> _Task brief_
From the entries that follow, list every line in which the string "color" appears.

-------------------------

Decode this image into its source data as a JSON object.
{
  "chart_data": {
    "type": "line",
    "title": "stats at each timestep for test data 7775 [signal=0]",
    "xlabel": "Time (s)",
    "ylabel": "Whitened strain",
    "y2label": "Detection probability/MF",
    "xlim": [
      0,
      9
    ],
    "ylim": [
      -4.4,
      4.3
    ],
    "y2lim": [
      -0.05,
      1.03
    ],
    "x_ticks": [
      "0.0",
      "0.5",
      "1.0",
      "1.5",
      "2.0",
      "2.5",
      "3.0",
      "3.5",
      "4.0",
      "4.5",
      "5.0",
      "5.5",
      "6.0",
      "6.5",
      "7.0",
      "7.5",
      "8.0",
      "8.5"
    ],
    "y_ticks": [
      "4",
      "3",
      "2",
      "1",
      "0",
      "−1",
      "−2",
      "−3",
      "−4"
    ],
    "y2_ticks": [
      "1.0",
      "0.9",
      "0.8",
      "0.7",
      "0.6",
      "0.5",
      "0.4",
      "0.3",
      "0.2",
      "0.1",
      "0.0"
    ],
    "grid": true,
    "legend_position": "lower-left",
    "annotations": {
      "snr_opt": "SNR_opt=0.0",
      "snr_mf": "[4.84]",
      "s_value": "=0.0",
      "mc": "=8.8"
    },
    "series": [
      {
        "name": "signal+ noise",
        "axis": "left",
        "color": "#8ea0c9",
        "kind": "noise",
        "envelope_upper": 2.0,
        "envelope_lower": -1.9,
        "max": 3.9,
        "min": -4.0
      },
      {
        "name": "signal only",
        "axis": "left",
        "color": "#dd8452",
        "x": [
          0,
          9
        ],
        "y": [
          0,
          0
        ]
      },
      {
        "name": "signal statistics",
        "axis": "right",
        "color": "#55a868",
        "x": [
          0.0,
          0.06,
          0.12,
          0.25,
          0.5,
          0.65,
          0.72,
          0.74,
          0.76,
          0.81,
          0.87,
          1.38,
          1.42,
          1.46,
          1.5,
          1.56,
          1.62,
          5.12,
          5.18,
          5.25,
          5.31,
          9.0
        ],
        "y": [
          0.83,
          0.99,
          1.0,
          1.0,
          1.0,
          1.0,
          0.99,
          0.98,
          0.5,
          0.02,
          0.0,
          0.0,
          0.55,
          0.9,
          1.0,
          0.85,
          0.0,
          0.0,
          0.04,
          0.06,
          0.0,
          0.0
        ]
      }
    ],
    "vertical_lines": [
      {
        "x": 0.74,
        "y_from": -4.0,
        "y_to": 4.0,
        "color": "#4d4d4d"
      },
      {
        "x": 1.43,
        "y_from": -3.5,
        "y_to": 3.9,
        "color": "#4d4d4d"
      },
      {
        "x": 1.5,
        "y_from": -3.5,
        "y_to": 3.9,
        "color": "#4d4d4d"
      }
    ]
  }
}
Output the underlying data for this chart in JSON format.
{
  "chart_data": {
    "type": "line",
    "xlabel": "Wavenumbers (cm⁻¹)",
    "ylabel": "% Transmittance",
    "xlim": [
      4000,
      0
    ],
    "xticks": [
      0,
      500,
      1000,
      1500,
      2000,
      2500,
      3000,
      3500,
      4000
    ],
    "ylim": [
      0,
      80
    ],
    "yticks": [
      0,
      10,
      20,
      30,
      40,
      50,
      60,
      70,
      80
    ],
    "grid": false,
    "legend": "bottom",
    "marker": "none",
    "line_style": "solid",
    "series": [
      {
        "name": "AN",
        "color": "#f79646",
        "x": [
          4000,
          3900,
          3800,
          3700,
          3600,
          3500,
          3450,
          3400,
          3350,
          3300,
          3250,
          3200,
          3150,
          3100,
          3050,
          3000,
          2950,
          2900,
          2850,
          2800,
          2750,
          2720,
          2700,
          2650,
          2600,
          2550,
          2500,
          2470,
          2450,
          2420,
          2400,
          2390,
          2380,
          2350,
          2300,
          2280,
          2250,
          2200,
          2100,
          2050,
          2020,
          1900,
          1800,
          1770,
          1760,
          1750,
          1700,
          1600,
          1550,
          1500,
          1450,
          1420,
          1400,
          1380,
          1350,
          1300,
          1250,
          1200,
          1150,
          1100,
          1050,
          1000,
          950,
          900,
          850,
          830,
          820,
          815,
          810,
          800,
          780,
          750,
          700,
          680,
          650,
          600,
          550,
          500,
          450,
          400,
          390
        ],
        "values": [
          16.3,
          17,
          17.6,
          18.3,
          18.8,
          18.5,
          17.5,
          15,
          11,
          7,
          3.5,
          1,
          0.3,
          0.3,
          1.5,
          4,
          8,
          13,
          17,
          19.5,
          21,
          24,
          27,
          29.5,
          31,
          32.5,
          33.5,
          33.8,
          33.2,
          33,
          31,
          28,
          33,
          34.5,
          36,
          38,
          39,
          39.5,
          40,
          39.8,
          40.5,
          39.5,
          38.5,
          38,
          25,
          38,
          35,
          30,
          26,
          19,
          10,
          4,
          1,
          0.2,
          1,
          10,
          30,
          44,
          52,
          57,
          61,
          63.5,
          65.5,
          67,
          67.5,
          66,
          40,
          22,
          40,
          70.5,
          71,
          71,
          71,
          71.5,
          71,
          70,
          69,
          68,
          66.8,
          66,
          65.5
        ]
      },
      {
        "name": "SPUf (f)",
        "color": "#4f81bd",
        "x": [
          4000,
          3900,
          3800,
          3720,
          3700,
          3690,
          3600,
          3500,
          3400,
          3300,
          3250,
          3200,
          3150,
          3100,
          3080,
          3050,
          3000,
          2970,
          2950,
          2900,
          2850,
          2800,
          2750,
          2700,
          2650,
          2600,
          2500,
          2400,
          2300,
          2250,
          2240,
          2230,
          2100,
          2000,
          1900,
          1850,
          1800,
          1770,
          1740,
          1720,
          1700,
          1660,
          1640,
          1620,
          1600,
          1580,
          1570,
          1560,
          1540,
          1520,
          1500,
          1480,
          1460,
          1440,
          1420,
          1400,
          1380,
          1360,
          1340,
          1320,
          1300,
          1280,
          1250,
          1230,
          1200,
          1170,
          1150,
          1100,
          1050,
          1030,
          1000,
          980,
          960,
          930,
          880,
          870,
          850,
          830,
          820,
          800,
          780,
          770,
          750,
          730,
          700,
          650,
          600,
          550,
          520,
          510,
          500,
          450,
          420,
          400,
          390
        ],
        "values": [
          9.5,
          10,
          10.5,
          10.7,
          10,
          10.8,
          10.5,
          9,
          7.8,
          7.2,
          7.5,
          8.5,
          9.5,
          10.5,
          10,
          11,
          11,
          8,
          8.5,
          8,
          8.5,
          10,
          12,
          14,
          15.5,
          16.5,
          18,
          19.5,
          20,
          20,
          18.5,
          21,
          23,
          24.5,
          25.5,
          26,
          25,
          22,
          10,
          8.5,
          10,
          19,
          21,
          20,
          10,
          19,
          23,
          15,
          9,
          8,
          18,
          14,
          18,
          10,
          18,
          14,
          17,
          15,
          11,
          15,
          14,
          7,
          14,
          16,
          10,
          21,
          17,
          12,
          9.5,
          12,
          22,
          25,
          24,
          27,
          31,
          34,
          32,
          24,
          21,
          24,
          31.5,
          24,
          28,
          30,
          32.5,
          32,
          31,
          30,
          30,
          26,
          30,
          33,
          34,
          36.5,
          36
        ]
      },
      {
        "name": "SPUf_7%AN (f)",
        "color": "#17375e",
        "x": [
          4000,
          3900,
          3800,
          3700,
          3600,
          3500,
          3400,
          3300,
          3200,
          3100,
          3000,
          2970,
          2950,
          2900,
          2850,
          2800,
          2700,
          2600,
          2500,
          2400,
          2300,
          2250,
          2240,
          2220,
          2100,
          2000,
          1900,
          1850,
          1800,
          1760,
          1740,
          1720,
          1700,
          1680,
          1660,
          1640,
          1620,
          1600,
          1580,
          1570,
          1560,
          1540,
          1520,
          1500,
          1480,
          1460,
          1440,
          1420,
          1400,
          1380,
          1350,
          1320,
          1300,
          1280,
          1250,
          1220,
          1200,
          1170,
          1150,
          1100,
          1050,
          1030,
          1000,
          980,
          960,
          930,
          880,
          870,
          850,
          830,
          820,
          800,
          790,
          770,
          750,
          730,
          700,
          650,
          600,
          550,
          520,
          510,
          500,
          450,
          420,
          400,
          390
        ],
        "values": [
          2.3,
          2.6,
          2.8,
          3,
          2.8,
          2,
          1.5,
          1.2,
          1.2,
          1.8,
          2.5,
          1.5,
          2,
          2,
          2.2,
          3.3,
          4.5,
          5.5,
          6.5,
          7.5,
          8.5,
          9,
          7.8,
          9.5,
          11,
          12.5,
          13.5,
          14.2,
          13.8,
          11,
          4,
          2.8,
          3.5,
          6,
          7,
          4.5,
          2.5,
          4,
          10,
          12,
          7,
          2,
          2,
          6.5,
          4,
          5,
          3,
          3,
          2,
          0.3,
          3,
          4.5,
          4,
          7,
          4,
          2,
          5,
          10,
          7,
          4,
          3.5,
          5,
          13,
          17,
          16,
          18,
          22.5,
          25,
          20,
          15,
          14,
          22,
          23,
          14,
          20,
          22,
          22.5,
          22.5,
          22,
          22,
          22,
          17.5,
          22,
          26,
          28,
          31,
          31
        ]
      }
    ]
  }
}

-------------------------

> _Task response_
        "color": "#8ea0c9",
        "color": "#dd8452",
        "color": "#55a868",
        "color": "#4d4d4d"
        "color": "#4d4d4d"
        "color": "#4d4d4d"
        "color": "#f79646",
        "color": "#4f81bd",
        "color": "#17375e",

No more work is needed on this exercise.